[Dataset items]
- - - - - - -

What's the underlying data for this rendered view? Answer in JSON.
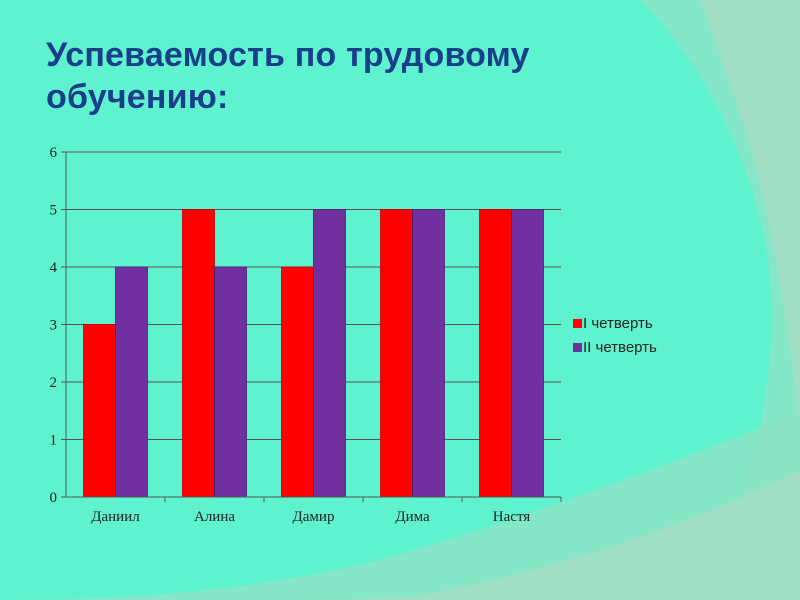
{
  "slide": {
    "title": "Успеваемость по трудовому обучению:"
  },
  "colors": {
    "background": "#5ff2cf",
    "title": "#1a3f8a",
    "series_1": "#ff0000",
    "series_2": "#7030a0",
    "gridline": "#555555"
  },
  "chart_data": {
    "type": "bar",
    "title": "Успеваемость по трудовому обучению:",
    "xlabel": "",
    "ylabel": "",
    "categories": [
      "Даниил",
      "Алина",
      "Дамир",
      "Дима",
      "Настя"
    ],
    "series": [
      {
        "name": "I четверть",
        "color": "#ff0000",
        "values": [
          3,
          5,
          4,
          5,
          5
        ]
      },
      {
        "name": "II четверть",
        "color": "#7030a0",
        "values": [
          4,
          4,
          5,
          5,
          5
        ]
      }
    ],
    "ylim": [
      0,
      6
    ],
    "yticks": [
      "0",
      "1",
      "2",
      "3",
      "4",
      "5",
      "6"
    ],
    "grid": true,
    "legend_position": "right"
  }
}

- - - - - - -

**EXERCISE DETAILS**
Transcribe the preceding listing in its entirety and with exact wording, leaving out pictures.

**FULL RESPONSE**
What's the underlying data for this rendered view? Answer in JSON.
{
  "slide": {
    "title": "Успеваемость по трудовому обучению:"
  },
  "colors": {
    "background": "#5ff2cf",
    "title": "#1a3f8a",
    "series_1": "#ff0000",
    "series_2": "#7030a0",
    "gridline": "#555555"
  },
  "chart_data": {
    "type": "bar",
    "title": "Успеваемость по трудовому обучению:",
    "xlabel": "",
    "ylabel": "",
    "categories": [
      "Даниил",
      "Алина",
      "Дамир",
      "Дима",
      "Настя"
    ],
    "series": [
      {
        "name": "I четверть",
        "color": "#ff0000",
        "values": [
          3,
          5,
          4,
          5,
          5
        ]
      },
      {
        "name": "II четверть",
        "color": "#7030a0",
        "values": [
          4,
          4,
          5,
          5,
          5
        ]
      }
    ],
    "ylim": [
      0,
      6
    ],
    "yticks": [
      "0",
      "1",
      "2",
      "3",
      "4",
      "5",
      "6"
    ],
    "grid": true,
    "legend_position": "right"
  }
}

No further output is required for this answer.